» **REQUEST**: Copy the data that follows exactly. Include no pictures.

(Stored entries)

━━━

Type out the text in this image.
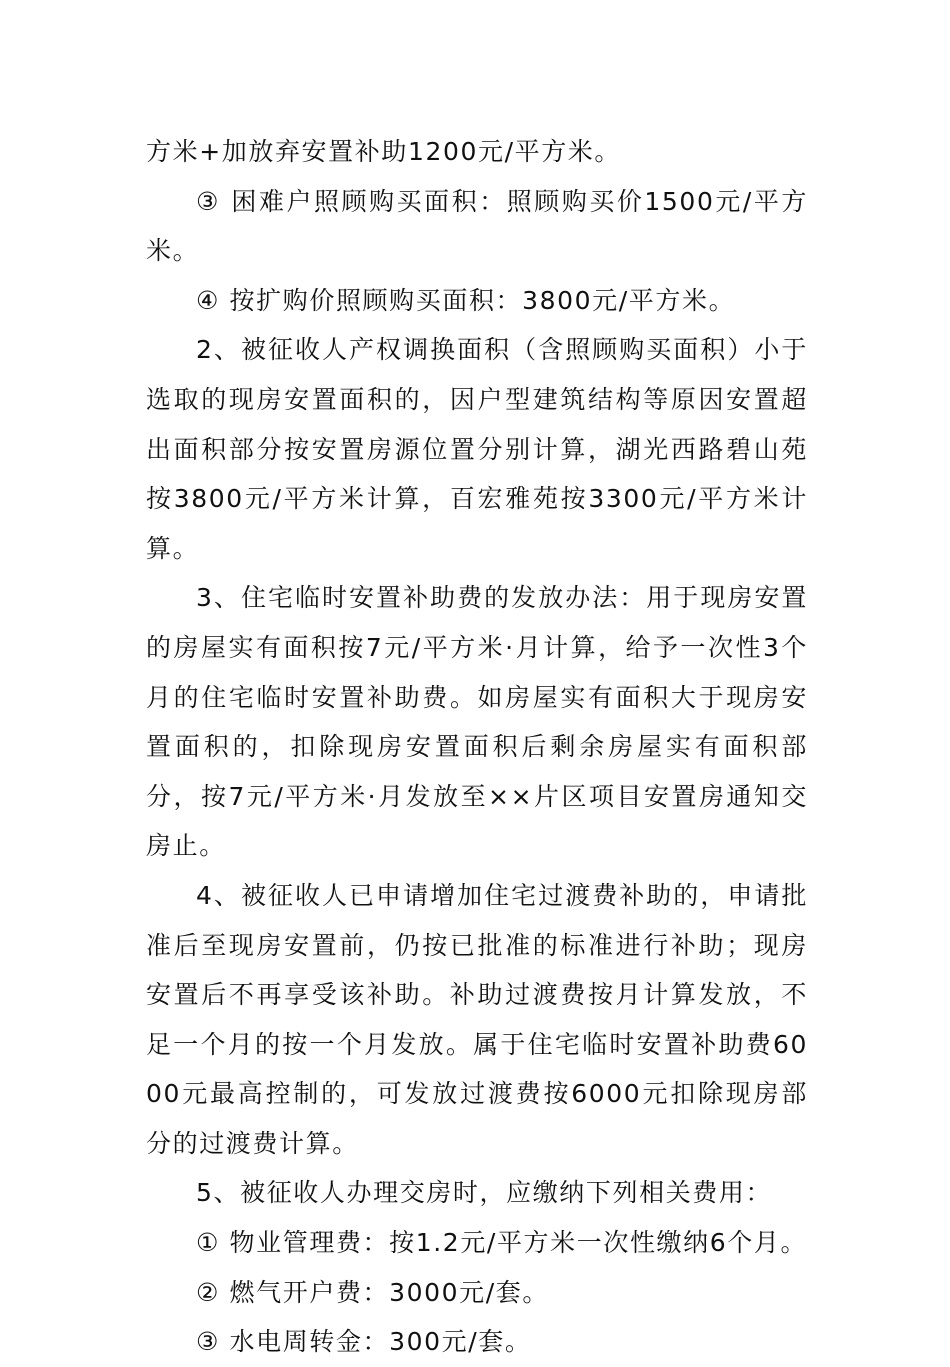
方米+加放弃安置补助1200元/平方米。

③ 困难户照顾购买面积：照顾购买价1500元/平方米。

④ 按扩购价照顾购买面积：3800元/平方米。

2、被征收人产权调换面积（含照顾购买面积）小于选取的现房安置面积的，因户型建筑结构等原因安置超出面积部分按安置房源位置分别计算，湖光西路碧山苑按3800元/平方米计算，百宏雅苑按3300元/平方米计算。

3、住宅临时安置补助费的发放办法：用于现房安置的房屋实有面积按7元/平方米·月计算，给予一次性3个月的住宅临时安置补助费。如房屋实有面积大于现房安置面积的，扣除现房安置面积后剩余房屋实有面积部分，按7元/平方米·月发放至××片区项目安置房通知交房止。

4、被征收人已申请增加住宅过渡费补助的，申请批准后至现房安置前，仍按已批准的标准进行补助；现房安置后不再享受该补助。补助过渡费按月计算发放，不足一个月的按一个月发放。属于住宅临时安置补助费6000元最高控制的，可发放过渡费按6000元扣除现房部分的过渡费计算。

5、被征收人办理交房时，应缴纳下列相关费用：

① 物业管理费：按1.2元/平方米一次性缴纳6个月。

② 燃气开户费：3000元/套。

③ 水电周转金：300元/套。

━━━

» **TASK SOLUTION**:
Type out the text in this image.
方米+加放弃安置补助1200元/平方米。

③ 困难户照顾购买面积：照顾购买价1500元/平方米。

④ 按扩购价照顾购买面积：3800元/平方米。

2、被征收人产权调换面积（含照顾购买面积）小于选取的现房安置面积的，因户型建筑结构等原因安置超出面积部分按安置房源位置分别计算，湖光西路碧山苑按3800元/平方米计算，百宏雅苑按3300元/平方米计算。

3、住宅临时安置补助费的发放办法：用于现房安置的房屋实有面积按7元/平方米·月计算，给予一次性3个月的住宅临时安置补助费。如房屋实有面积大于现房安置面积的，扣除现房安置面积后剩余房屋实有面积部分，按7元/平方米·月发放至××片区项目安置房通知交房止。

4、被征收人已申请增加住宅过渡费补助的，申请批准后至现房安置前，仍按已批准的标准进行补助；现房安置后不再享受该补助。补助过渡费按月计算发放，不足一个月的按一个月发放。属于住宅临时安置补助费6000元最高控制的，可发放过渡费按6000元扣除现房部分的过渡费计算。

5、被征收人办理交房时，应缴纳下列相关费用：

① 物业管理费：按1.2元/平方米一次性缴纳6个月。

② 燃气开户费：3000元/套。

③ 水电周转金：300元/套。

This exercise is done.